▼▼▼

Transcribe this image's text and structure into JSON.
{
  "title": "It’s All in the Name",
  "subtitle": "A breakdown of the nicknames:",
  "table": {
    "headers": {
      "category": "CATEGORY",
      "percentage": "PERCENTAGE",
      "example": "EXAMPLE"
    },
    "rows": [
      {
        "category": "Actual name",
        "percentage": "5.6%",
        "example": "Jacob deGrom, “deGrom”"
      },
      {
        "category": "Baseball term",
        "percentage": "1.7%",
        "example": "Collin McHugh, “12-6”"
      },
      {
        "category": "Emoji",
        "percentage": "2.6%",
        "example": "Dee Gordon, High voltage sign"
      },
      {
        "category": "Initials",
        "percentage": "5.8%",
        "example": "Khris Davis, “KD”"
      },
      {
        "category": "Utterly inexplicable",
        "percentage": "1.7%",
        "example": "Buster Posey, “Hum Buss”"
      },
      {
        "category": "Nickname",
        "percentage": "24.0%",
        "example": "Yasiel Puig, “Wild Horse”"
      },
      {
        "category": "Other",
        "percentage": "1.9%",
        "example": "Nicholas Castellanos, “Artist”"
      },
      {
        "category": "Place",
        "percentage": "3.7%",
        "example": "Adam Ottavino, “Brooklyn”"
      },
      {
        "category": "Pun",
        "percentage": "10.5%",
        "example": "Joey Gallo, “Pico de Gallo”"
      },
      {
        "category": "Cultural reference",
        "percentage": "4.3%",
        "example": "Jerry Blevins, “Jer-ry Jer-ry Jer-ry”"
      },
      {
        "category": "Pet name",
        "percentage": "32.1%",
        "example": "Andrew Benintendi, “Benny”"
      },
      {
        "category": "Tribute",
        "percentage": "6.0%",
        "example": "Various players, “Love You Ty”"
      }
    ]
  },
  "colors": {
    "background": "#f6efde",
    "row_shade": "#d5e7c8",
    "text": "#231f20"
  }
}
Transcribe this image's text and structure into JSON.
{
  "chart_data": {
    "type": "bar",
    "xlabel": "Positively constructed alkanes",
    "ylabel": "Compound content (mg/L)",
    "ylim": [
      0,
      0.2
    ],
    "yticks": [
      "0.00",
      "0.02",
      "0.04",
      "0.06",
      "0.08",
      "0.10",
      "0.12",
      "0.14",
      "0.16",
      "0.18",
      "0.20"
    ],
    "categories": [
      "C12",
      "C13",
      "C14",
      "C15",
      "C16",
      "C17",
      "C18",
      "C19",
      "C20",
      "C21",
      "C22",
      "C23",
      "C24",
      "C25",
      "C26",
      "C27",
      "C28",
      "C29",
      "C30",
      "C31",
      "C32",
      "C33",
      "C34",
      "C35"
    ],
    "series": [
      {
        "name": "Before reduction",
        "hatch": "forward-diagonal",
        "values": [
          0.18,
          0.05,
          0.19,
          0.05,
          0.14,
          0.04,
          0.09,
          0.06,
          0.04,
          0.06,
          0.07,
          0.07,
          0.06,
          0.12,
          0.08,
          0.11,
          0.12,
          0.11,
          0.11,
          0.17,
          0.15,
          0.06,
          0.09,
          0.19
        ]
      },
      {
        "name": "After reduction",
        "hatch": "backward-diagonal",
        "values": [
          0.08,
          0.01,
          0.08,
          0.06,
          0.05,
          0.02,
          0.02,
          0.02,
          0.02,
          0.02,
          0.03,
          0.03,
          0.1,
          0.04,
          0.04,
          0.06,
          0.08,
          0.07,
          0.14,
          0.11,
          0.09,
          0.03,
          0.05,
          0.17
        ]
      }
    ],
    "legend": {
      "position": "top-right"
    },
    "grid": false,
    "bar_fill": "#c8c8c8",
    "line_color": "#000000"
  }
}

▲▲▲

**EXERCISE AIM**:
Check each line of the records above for "hatch", and copy those that have it.

**FINISHED EXERCISE**:
        "hatch": "forward-diagonal",
        "hatch": "backward-diagonal",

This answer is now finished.